(DATASET ENTRIES):
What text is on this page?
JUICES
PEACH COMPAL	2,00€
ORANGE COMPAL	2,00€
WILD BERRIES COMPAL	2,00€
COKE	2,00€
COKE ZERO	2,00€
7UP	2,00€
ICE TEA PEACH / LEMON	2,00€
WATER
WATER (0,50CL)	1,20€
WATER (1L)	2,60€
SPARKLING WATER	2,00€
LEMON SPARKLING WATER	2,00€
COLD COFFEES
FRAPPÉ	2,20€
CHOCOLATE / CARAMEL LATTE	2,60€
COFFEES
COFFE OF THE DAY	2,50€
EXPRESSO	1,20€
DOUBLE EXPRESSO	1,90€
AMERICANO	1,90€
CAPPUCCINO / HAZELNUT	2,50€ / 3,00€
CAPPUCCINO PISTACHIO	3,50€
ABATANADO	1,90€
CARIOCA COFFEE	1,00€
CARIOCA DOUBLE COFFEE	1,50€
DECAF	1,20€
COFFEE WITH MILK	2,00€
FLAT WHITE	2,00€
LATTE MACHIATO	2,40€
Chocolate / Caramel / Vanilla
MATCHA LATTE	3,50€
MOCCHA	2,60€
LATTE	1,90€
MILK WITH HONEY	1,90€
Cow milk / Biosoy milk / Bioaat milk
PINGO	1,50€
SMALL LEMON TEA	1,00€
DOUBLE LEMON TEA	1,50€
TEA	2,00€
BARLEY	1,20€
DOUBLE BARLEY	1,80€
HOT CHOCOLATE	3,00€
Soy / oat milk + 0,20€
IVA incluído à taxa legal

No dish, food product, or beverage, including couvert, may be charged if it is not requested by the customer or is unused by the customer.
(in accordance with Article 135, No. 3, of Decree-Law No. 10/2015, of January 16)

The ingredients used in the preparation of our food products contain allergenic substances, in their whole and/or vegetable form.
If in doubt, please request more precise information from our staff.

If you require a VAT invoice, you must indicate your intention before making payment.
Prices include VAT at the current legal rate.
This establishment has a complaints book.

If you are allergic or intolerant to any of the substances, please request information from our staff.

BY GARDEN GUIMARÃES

(SET PROBLEM): Copy each line of the listing that contains the string "LATTE".

(OUTPUT FOR THIS TASK):
CHOCOLATE / CARAMEL LATTE	2,60€
LATTE MACHIATO	2,40€
MATCHA LATTE	3,50€
LATTE	1,90€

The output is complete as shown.